[start]

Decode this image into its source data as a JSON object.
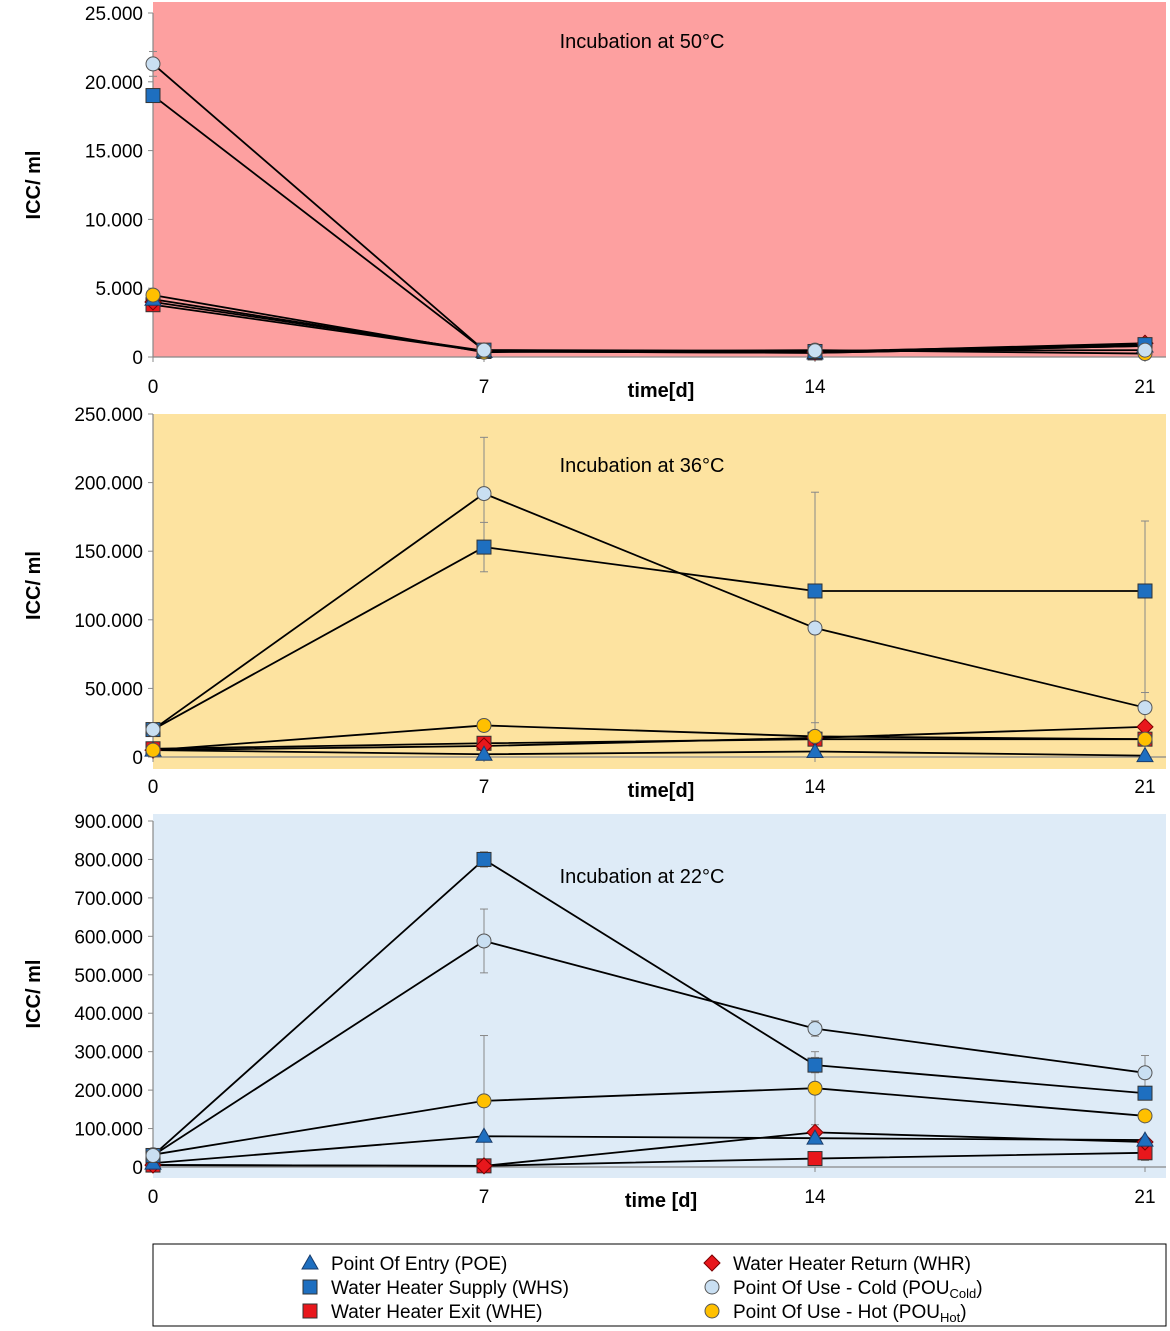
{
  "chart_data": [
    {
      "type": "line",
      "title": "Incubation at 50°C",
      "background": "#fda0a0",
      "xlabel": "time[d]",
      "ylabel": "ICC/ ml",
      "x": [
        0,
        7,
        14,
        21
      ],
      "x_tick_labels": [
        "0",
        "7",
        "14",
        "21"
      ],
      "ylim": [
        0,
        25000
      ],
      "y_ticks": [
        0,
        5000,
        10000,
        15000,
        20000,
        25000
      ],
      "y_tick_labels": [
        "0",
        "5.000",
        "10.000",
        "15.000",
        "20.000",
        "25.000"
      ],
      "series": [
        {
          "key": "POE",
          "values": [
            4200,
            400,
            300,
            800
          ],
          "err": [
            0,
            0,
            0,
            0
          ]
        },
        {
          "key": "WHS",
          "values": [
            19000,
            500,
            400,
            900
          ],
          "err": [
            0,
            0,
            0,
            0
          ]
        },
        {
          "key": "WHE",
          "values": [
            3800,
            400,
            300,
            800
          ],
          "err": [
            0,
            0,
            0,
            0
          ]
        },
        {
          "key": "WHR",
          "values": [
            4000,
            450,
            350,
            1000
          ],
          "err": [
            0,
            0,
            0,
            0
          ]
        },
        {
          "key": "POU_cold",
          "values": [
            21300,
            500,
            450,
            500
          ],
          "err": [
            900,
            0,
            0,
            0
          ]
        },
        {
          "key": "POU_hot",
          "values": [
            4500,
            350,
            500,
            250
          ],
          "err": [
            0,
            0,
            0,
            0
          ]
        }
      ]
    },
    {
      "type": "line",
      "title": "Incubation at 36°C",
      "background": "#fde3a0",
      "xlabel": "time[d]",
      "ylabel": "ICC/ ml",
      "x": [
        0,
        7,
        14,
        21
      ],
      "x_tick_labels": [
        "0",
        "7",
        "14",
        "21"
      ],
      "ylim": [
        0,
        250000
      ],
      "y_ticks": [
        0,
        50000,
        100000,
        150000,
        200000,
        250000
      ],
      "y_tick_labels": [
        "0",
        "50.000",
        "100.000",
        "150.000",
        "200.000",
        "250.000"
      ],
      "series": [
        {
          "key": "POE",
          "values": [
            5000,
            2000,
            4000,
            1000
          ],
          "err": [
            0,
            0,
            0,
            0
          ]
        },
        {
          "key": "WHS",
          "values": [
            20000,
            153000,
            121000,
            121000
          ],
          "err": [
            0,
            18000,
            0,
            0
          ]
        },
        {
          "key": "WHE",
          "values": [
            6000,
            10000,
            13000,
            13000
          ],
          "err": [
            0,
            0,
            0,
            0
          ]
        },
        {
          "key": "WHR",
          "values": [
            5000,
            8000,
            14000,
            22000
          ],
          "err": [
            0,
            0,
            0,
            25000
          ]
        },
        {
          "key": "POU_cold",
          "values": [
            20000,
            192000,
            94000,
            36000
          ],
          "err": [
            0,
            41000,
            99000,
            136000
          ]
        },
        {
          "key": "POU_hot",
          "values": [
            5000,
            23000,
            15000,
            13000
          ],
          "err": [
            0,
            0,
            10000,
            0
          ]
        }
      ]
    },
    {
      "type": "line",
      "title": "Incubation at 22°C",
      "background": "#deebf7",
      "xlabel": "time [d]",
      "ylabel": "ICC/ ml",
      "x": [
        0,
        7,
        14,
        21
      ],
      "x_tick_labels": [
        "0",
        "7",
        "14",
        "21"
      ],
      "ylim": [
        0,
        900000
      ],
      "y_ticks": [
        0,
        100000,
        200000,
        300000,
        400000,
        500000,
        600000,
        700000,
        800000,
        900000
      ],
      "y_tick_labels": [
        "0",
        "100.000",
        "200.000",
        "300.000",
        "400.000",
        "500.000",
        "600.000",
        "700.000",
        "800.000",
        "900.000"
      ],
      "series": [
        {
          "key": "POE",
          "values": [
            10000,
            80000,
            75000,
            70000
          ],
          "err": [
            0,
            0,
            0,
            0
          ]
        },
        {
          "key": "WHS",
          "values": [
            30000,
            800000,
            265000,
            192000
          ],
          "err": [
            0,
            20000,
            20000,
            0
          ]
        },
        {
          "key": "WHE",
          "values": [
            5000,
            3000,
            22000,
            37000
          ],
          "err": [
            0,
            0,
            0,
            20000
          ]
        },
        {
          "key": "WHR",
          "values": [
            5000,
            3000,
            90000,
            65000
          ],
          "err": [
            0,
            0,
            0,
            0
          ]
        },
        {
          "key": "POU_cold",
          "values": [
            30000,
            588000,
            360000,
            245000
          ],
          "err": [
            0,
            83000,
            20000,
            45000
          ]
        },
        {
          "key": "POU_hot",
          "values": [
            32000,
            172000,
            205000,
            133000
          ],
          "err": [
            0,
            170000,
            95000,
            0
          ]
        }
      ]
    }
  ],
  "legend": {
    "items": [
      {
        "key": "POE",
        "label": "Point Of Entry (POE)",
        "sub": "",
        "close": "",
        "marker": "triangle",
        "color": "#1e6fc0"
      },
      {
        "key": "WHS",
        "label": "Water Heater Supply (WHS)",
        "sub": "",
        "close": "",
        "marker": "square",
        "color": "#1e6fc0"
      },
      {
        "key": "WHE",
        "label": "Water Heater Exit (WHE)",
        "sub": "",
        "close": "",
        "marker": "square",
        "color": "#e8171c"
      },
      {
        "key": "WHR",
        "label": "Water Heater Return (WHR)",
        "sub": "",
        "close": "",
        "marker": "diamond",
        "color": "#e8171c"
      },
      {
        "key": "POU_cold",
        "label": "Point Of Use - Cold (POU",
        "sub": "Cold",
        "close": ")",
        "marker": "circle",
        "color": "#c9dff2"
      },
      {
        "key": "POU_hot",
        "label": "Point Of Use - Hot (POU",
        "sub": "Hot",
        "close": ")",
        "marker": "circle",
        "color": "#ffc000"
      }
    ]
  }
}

[end]
[start]

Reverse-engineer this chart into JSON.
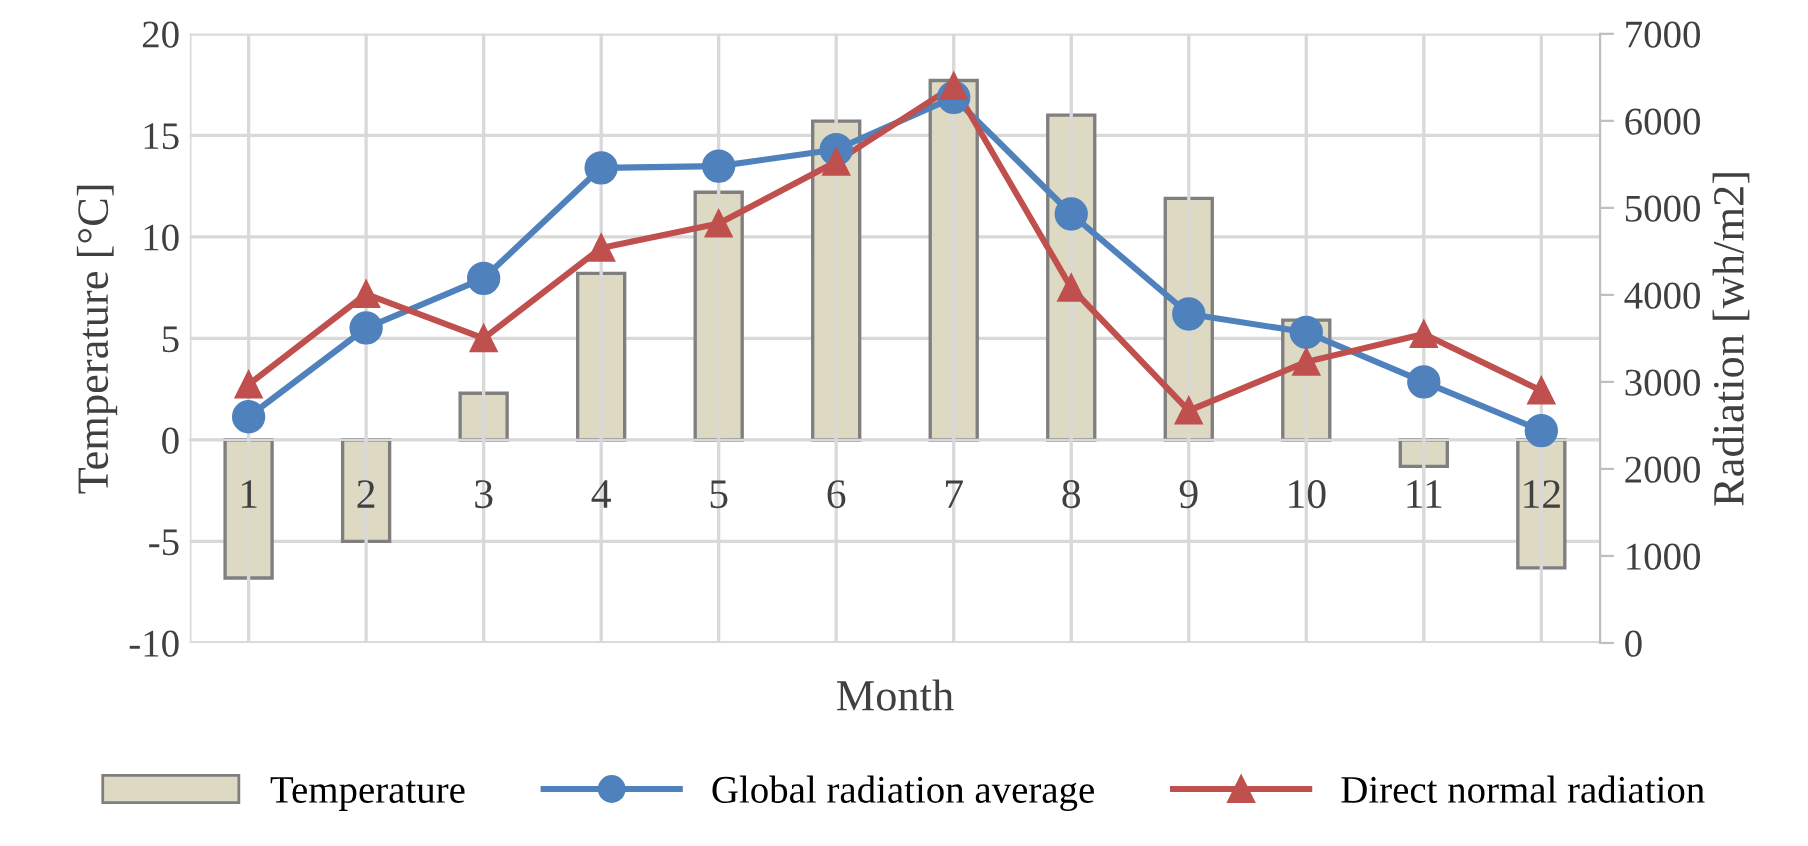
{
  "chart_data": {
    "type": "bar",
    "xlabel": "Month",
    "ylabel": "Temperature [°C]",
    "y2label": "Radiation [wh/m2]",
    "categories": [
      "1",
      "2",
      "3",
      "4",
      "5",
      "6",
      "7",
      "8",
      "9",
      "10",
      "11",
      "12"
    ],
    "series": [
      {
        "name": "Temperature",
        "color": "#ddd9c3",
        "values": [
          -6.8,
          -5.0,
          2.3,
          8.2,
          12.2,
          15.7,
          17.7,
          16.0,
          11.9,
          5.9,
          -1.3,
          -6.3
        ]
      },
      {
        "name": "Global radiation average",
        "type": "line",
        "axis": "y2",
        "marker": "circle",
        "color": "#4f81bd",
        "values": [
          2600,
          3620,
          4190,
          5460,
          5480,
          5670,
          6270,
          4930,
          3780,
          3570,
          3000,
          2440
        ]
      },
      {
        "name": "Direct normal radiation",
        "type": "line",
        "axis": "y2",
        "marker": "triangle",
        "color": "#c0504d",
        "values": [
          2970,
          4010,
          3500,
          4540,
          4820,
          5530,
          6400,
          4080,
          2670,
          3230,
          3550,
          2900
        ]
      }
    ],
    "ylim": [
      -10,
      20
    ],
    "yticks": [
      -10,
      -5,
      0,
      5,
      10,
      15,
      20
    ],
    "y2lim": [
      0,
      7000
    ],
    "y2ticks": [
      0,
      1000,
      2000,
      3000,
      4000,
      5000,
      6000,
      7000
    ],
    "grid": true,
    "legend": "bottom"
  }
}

[end]

_GOAL_:
Select every line in the records above that contains the word "Point".

_THE OUTPUT_:
        "label": "Point Of Entry (POE)",
        "label": "Point Of Use - Cold (POU",
        "label": "Point Of Use - Hot (POU",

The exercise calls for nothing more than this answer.